- Supplied entries:
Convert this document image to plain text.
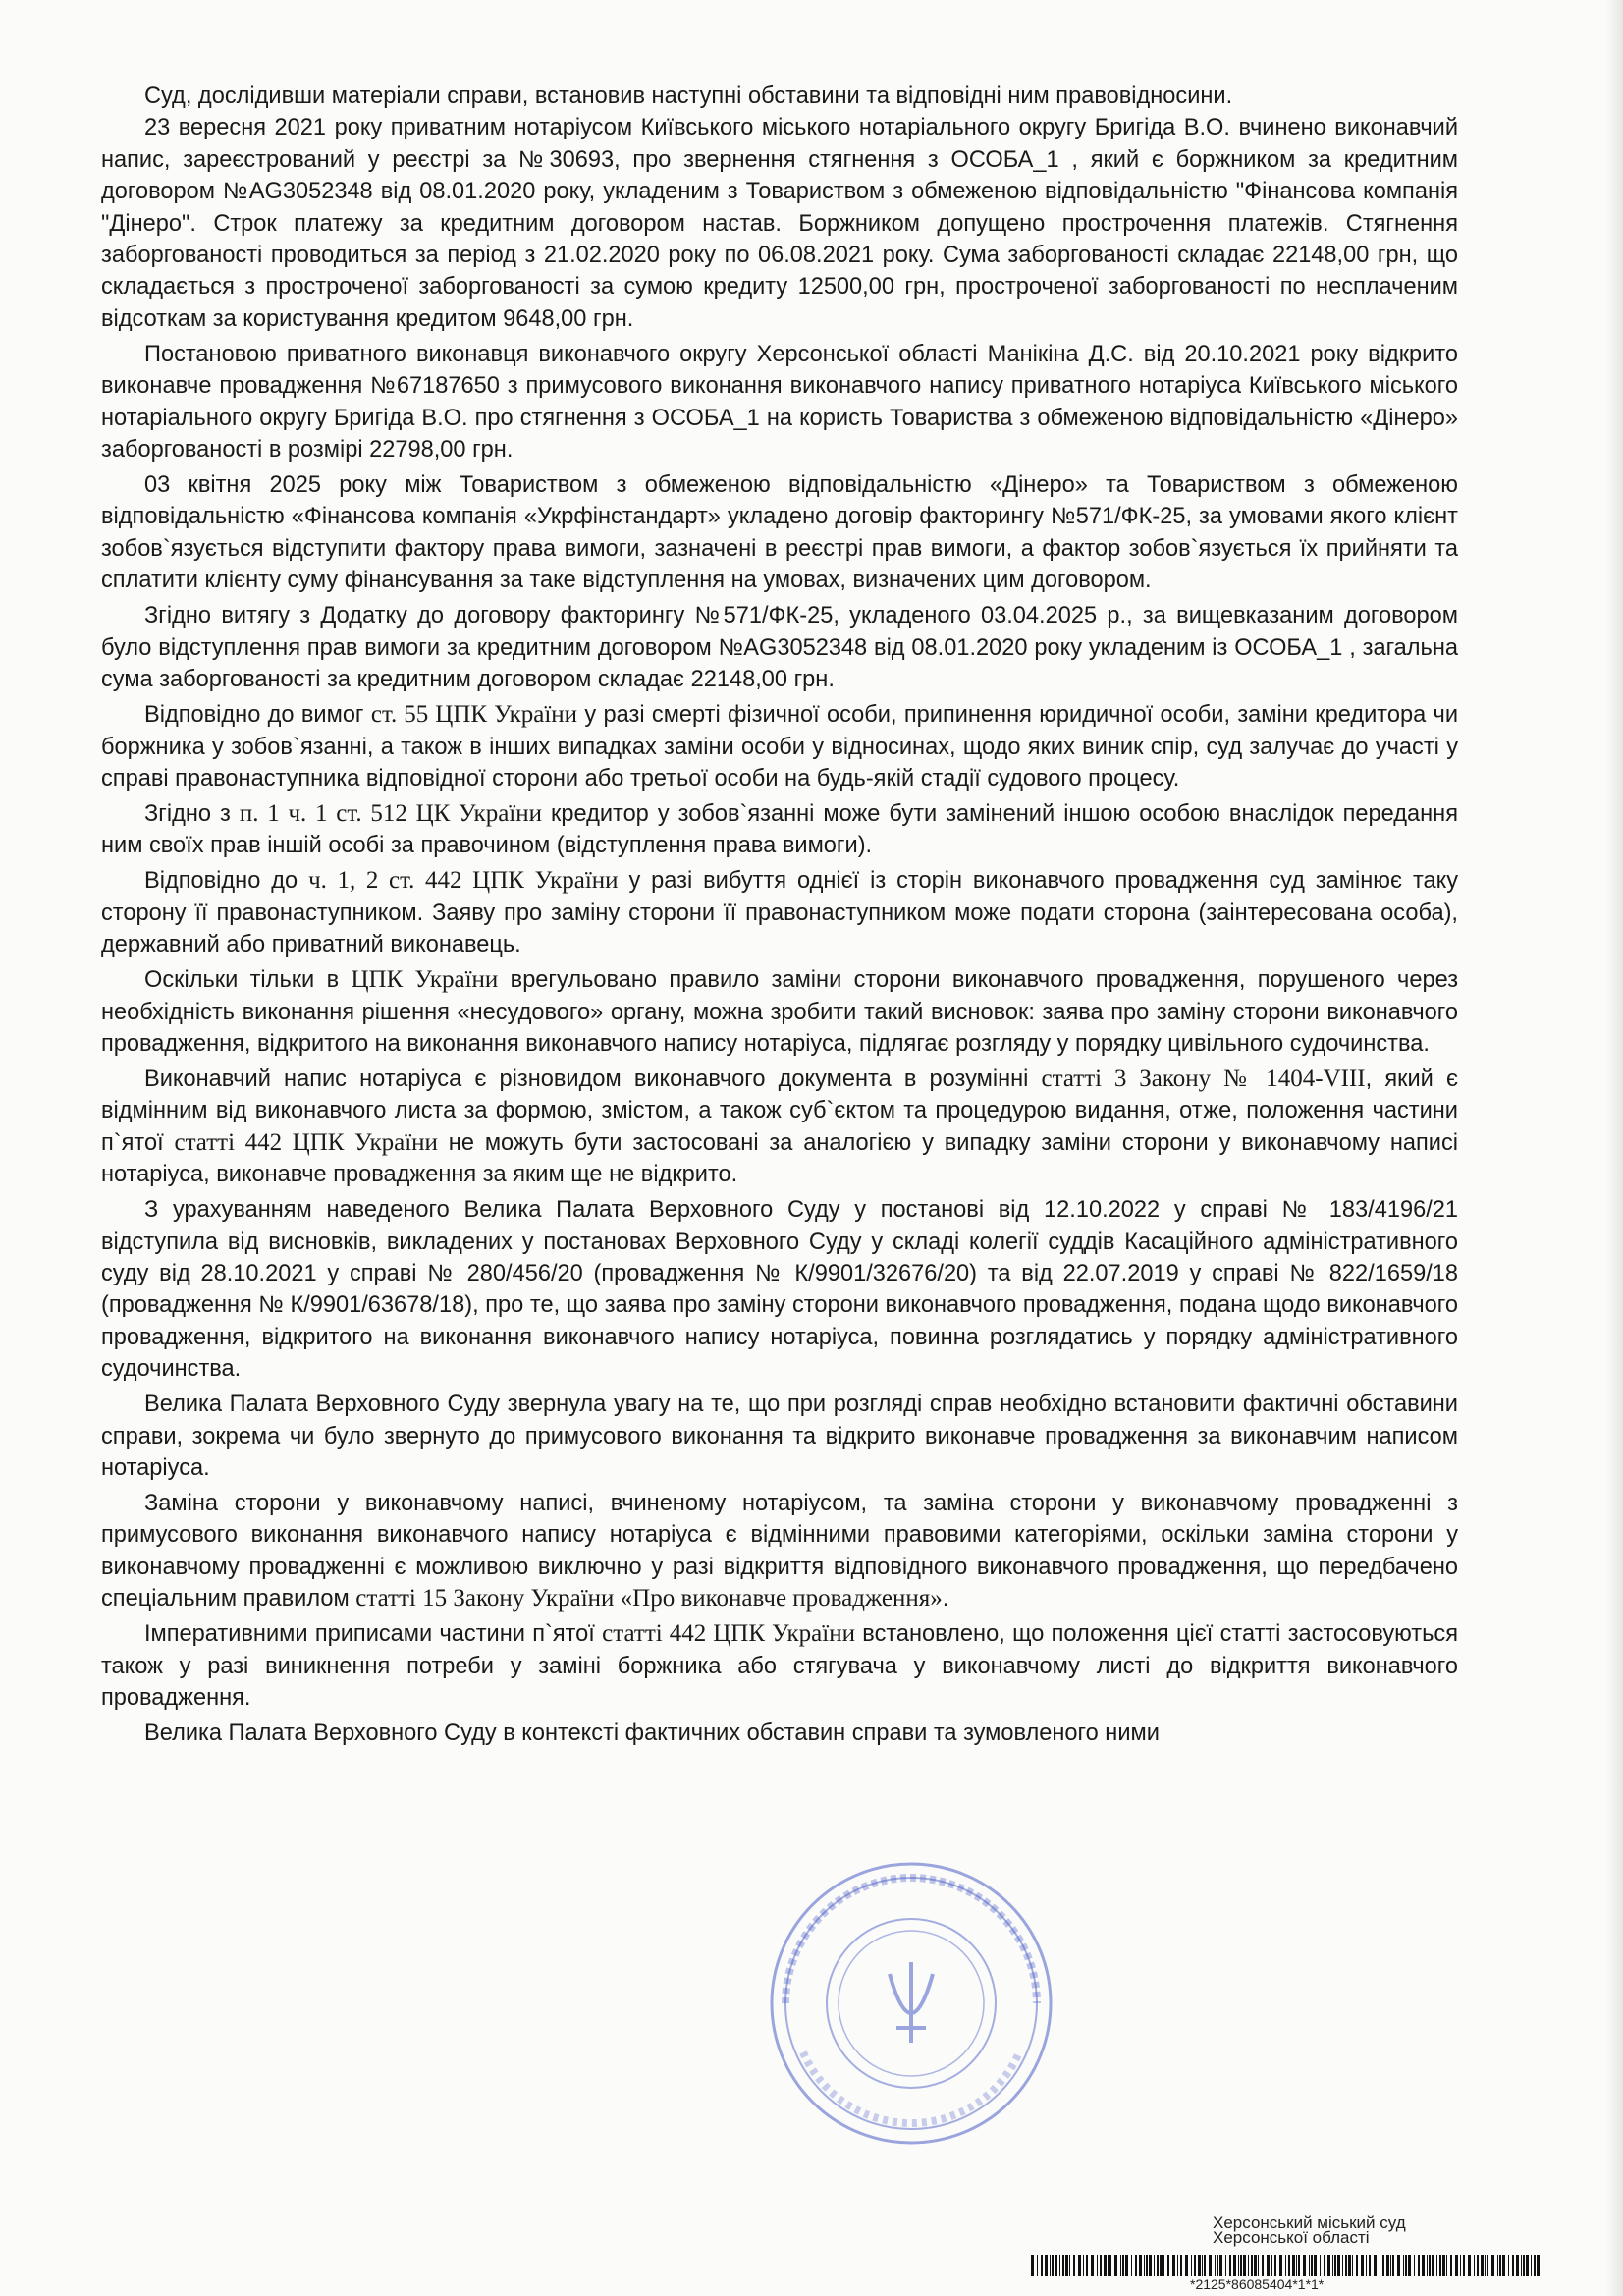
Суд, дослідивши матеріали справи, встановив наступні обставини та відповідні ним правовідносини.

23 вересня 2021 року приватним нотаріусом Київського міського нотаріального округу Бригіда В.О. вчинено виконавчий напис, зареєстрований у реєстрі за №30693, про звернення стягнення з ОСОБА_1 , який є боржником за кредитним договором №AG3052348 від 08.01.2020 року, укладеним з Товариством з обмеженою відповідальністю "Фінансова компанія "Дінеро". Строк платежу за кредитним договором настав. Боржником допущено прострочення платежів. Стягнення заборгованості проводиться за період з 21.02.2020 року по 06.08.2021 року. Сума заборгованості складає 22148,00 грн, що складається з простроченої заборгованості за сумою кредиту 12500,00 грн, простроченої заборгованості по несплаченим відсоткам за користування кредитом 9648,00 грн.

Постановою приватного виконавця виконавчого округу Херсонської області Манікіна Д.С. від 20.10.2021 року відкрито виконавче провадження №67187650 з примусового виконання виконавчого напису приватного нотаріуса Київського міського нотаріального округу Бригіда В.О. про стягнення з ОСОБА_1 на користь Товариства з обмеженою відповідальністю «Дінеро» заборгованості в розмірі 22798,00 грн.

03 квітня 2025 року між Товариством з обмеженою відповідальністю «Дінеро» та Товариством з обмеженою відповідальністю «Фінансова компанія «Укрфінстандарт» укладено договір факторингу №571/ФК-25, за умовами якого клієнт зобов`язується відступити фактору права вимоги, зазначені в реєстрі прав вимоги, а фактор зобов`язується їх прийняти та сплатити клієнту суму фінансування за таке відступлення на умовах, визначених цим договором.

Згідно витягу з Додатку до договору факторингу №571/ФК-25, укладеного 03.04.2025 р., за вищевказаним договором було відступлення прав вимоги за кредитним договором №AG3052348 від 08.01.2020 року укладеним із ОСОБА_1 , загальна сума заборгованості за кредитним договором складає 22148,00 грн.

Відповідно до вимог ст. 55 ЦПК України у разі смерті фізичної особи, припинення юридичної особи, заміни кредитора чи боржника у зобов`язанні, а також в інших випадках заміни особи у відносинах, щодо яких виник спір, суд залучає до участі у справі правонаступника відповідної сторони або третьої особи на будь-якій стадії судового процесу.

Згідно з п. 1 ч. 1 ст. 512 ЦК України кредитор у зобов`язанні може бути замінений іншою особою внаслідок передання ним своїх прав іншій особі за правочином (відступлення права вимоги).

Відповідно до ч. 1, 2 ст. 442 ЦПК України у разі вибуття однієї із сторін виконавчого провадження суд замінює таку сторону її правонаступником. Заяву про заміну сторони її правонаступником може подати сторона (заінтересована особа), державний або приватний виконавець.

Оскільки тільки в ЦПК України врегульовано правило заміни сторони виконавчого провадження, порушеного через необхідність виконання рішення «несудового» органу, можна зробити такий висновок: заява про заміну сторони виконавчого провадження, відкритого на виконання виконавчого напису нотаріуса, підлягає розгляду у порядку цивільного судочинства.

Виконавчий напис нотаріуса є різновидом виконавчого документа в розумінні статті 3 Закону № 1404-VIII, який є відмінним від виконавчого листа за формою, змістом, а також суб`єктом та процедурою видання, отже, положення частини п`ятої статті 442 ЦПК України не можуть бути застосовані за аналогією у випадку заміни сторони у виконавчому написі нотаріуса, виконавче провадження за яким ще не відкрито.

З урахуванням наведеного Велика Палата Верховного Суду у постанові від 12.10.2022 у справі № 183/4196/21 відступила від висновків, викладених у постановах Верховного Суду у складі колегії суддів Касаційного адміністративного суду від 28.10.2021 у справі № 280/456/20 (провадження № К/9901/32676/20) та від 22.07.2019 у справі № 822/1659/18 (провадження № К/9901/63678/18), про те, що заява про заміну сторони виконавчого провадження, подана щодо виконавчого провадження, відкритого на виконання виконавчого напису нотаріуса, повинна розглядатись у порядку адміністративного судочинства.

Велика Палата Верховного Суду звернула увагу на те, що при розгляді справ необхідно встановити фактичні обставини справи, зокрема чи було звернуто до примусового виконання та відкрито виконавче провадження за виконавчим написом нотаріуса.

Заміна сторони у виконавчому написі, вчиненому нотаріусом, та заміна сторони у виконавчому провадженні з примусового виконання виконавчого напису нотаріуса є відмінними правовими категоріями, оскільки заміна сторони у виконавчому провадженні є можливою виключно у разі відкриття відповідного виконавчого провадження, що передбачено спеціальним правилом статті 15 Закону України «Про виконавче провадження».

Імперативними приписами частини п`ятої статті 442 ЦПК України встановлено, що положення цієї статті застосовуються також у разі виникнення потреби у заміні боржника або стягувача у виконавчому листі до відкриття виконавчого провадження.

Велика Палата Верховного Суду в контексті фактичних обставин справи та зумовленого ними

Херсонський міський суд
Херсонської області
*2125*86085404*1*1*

* * *

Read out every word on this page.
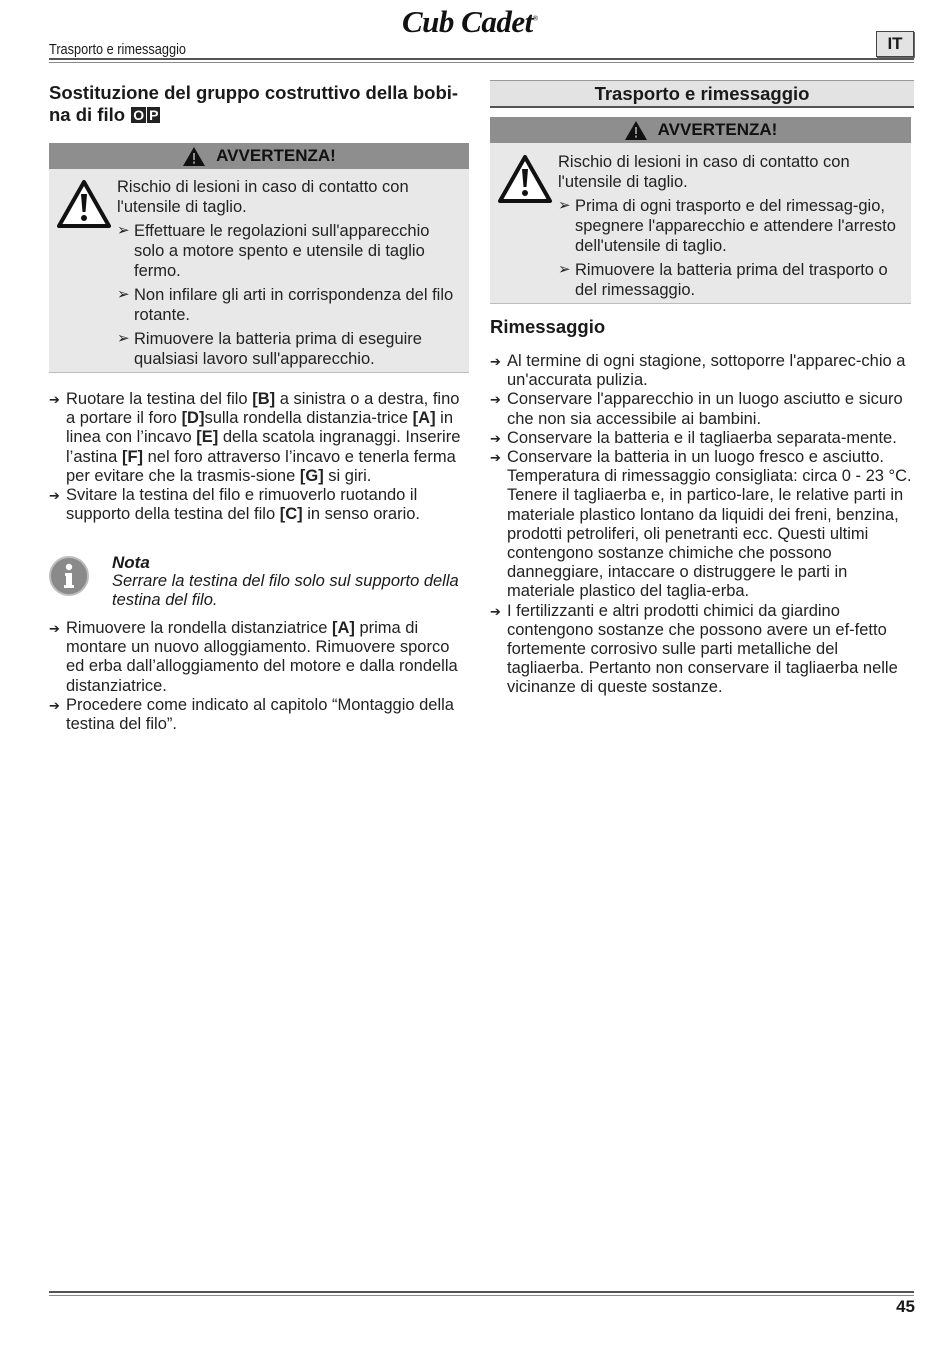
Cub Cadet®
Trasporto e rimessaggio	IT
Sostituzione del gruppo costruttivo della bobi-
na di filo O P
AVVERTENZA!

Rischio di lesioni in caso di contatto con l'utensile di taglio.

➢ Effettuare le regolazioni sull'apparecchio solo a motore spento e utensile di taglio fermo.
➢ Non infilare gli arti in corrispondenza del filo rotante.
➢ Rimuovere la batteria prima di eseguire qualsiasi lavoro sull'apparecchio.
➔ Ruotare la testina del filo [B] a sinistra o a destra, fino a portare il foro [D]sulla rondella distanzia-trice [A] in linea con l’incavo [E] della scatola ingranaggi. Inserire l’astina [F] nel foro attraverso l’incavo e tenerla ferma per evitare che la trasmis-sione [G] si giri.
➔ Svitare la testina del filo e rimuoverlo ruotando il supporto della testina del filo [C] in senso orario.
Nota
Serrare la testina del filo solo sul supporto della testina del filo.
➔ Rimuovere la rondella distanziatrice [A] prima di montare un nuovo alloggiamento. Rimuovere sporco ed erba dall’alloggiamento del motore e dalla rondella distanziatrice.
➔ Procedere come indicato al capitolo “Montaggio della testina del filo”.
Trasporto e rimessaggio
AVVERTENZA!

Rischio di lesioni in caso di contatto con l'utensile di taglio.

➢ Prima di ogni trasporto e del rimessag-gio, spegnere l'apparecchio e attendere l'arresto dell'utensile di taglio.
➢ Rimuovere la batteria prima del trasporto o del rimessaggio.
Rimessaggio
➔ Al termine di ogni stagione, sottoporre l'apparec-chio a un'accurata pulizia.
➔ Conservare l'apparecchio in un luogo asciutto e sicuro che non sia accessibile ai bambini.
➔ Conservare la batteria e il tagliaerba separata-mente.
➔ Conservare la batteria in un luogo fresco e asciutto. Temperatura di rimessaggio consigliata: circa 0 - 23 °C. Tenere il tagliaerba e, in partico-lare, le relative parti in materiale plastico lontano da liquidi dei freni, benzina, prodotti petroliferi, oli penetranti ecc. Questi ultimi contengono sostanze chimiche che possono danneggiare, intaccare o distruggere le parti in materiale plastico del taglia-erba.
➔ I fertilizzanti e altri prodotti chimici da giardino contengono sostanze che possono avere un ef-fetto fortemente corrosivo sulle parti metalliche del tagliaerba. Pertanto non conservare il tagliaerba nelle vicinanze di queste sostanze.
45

- Exercise requirements: Write out every line of the preceding listing that contains "solo".

- Result of the exercise:
➢ Effettuare le regolazioni sull'apparecchio solo a motore spento e utensile di taglio fermo.
Serrare la testina del filo solo sul supporto della testina del filo.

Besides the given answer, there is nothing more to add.